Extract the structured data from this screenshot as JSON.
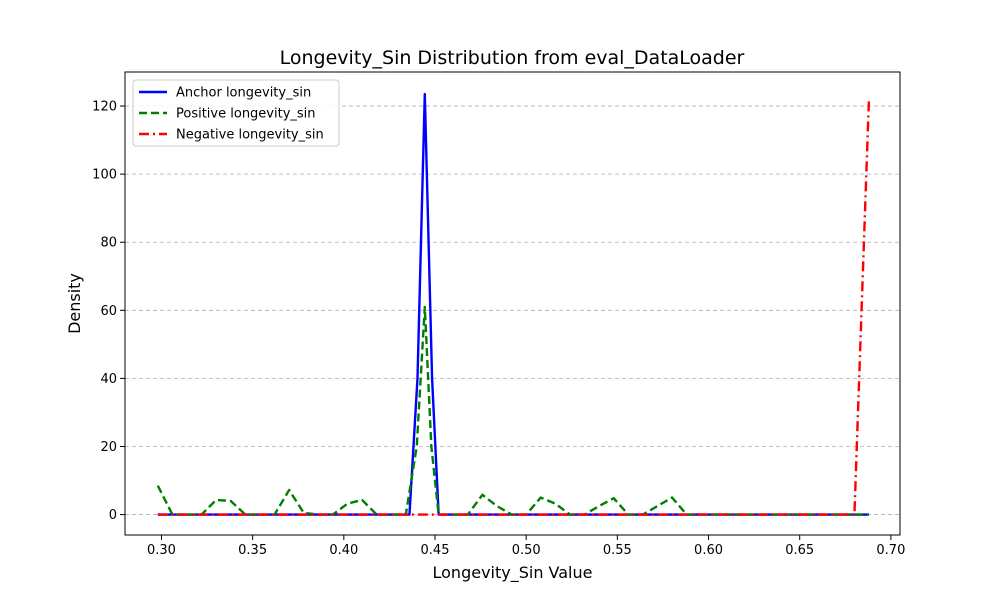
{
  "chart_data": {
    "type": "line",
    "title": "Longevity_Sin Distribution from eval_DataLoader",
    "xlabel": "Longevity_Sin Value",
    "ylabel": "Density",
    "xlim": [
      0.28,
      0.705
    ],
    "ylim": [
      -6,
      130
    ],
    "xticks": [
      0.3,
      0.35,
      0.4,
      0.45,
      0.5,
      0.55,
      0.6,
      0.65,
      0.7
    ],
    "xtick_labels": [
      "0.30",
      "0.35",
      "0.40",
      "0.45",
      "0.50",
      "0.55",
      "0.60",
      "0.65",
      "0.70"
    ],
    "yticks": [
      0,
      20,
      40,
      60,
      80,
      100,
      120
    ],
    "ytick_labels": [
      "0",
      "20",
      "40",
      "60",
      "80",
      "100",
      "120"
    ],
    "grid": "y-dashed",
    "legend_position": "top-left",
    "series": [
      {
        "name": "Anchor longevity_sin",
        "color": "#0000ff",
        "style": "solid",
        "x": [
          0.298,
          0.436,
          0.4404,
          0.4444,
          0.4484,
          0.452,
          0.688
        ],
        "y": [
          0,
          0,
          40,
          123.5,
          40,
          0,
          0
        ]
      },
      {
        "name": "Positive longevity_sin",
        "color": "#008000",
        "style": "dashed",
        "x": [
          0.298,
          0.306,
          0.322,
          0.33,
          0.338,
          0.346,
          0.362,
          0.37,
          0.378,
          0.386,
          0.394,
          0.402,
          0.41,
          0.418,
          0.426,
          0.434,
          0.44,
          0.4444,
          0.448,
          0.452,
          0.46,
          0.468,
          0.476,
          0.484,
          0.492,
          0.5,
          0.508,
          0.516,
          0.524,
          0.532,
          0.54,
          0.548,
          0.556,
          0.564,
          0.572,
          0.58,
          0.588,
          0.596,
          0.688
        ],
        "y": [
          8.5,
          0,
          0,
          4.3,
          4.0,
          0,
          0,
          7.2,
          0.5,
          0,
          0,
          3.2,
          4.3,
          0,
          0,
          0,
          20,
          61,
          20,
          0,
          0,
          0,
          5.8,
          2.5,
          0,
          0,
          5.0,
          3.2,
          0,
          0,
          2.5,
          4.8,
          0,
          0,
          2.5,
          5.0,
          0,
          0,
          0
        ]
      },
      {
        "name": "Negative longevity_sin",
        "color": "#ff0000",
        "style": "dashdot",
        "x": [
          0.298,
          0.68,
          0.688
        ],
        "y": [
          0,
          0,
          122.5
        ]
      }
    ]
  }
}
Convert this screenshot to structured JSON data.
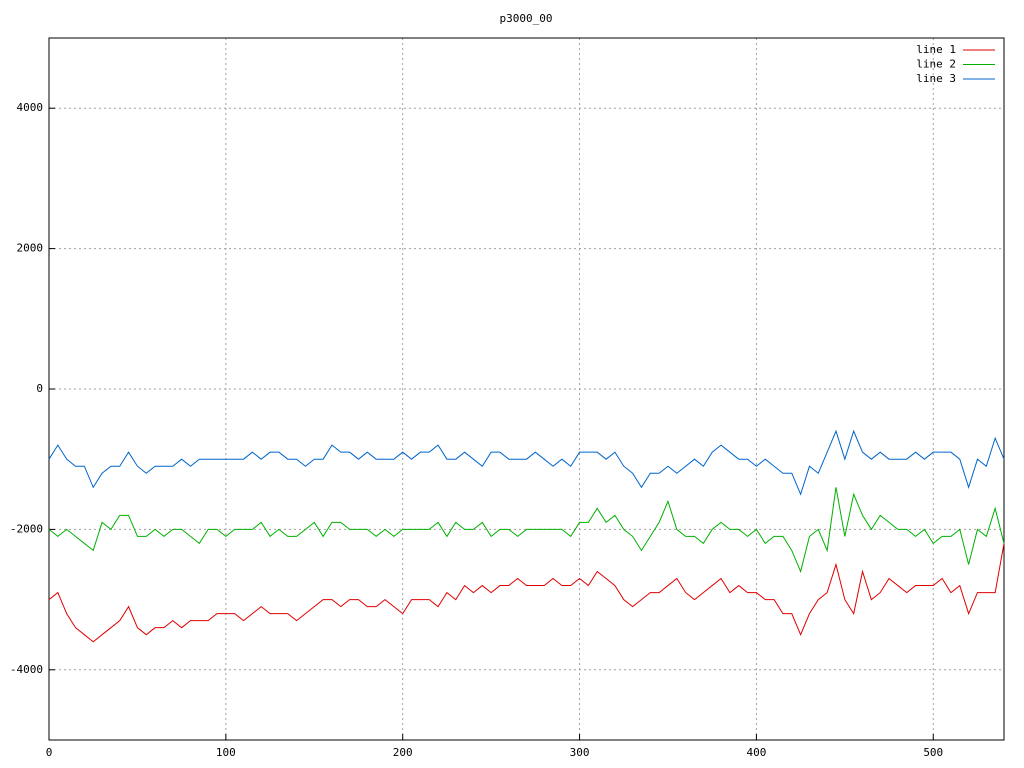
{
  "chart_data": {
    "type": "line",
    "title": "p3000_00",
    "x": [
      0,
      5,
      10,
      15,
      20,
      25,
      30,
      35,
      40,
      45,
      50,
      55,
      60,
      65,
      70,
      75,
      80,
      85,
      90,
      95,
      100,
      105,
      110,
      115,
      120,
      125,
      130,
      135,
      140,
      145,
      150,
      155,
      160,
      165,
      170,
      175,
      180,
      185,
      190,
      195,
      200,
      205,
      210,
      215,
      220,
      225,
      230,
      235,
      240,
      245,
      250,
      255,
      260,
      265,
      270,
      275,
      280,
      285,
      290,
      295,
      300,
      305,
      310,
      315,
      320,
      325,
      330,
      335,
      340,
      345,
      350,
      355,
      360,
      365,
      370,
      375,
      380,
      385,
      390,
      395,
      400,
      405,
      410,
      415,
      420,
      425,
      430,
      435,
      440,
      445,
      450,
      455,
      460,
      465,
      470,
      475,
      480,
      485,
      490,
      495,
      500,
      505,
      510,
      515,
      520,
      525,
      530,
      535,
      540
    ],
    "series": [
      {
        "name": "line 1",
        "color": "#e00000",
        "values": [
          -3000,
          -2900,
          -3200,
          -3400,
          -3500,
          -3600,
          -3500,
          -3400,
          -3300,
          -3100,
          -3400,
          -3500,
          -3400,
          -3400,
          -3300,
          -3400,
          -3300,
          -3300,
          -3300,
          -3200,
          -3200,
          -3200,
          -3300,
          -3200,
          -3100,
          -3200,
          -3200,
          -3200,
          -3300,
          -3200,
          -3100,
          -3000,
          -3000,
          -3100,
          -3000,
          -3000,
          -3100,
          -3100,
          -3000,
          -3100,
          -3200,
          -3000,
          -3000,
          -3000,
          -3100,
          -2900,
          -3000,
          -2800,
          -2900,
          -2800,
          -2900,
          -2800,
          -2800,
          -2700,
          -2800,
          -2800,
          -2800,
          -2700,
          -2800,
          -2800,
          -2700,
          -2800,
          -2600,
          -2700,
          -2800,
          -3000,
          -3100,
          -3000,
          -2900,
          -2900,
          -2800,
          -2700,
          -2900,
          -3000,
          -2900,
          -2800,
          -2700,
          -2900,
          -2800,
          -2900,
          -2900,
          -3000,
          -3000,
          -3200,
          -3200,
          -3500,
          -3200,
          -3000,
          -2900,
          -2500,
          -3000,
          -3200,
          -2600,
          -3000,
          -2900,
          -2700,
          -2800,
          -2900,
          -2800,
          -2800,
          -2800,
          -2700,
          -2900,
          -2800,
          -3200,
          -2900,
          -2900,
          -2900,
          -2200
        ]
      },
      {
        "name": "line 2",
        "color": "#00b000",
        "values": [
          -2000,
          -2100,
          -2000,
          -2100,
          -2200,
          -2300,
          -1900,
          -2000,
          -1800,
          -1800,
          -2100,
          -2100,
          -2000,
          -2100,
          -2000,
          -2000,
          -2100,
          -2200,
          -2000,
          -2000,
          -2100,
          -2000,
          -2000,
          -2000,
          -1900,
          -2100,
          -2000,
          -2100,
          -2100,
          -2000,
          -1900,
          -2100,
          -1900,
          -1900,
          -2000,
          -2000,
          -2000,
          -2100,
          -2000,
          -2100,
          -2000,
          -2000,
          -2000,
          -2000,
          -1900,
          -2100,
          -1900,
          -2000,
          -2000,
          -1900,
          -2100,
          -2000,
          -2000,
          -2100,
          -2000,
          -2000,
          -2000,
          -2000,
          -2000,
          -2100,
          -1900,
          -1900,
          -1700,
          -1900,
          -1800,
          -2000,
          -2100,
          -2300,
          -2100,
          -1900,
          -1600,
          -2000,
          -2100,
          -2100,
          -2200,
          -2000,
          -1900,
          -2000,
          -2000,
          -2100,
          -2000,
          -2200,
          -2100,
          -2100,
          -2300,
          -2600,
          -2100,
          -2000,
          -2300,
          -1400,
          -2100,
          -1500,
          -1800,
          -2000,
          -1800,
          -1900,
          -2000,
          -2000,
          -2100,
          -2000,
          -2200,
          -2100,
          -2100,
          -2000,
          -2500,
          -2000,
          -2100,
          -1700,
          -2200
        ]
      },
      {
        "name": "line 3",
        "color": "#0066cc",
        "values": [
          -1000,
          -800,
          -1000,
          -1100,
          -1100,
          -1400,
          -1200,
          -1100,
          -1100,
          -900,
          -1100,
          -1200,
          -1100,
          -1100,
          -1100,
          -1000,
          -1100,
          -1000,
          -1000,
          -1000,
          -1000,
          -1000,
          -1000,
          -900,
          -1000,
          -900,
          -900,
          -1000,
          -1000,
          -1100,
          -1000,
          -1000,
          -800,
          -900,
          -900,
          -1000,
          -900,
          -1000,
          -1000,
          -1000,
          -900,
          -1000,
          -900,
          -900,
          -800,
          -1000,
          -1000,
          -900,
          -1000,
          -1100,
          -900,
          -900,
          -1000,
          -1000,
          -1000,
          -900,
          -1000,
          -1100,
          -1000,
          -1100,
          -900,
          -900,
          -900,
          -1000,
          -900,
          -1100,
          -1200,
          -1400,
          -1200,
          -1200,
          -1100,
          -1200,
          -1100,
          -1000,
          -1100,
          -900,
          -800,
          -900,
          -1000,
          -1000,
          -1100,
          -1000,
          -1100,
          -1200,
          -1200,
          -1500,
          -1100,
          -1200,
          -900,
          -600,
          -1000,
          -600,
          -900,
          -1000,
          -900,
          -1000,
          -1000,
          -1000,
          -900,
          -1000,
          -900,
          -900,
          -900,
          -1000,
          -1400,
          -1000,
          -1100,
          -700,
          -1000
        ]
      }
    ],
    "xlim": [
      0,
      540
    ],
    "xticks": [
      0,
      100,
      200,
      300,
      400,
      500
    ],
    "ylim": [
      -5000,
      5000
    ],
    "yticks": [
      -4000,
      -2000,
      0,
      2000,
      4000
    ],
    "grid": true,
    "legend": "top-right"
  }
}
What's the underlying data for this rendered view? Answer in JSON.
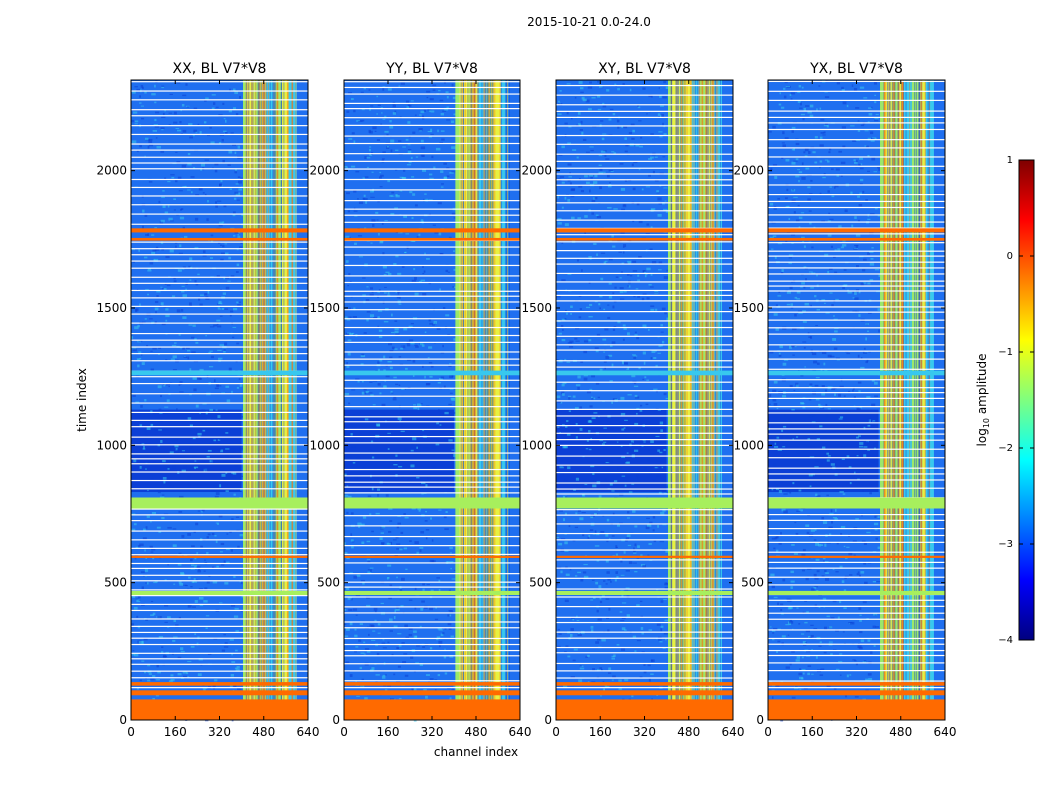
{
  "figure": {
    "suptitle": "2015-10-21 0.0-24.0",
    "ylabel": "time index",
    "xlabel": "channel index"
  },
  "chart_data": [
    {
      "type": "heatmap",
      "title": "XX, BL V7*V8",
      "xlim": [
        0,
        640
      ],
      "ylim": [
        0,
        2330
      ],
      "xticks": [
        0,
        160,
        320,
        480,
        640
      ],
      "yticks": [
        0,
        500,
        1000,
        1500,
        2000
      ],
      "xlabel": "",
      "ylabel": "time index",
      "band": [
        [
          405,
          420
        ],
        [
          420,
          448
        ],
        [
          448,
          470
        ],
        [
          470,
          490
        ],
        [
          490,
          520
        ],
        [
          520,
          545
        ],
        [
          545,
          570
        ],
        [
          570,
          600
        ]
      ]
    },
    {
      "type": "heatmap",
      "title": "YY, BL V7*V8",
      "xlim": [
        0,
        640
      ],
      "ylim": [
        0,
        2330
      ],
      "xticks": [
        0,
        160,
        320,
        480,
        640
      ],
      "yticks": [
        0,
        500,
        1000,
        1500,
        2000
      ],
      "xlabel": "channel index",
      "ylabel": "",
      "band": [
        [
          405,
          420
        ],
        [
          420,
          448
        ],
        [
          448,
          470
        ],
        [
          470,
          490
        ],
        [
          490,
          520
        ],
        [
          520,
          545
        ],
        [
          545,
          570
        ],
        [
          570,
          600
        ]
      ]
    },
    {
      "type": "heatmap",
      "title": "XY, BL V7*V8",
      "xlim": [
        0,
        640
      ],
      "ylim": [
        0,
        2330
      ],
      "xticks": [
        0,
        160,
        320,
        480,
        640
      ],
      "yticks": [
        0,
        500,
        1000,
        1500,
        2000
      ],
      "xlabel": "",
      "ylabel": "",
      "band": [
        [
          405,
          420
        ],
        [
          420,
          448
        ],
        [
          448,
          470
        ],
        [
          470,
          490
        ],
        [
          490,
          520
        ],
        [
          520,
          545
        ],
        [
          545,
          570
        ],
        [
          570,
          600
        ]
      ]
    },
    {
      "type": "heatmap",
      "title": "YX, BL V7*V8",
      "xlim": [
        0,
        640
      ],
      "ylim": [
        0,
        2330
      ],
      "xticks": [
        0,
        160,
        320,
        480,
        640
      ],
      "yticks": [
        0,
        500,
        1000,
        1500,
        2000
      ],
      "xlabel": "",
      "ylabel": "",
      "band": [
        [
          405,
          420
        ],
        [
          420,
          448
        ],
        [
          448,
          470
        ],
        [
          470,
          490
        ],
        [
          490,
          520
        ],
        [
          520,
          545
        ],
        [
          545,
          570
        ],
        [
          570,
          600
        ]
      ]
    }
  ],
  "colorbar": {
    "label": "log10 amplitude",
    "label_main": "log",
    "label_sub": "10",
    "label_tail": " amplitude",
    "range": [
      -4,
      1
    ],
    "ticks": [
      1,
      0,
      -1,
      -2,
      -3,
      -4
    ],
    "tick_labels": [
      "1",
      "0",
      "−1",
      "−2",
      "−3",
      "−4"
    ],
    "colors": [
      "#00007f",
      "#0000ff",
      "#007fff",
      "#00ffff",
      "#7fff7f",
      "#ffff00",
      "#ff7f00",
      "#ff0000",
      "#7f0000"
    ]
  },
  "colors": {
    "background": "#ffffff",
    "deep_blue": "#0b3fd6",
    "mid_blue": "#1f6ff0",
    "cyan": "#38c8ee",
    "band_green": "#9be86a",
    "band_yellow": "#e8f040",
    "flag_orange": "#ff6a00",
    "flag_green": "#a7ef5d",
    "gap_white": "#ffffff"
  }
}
○ ○ ○ ○ ○ ○ ○
_Exercise description_.
Pull out all lines in the data above that include "this".

_In response_.
Extract the structured data from this screenshot as JSON.
Convert this screenshot to structured JSON data.
What's the underlying data for this rendered view? Answer in JSON.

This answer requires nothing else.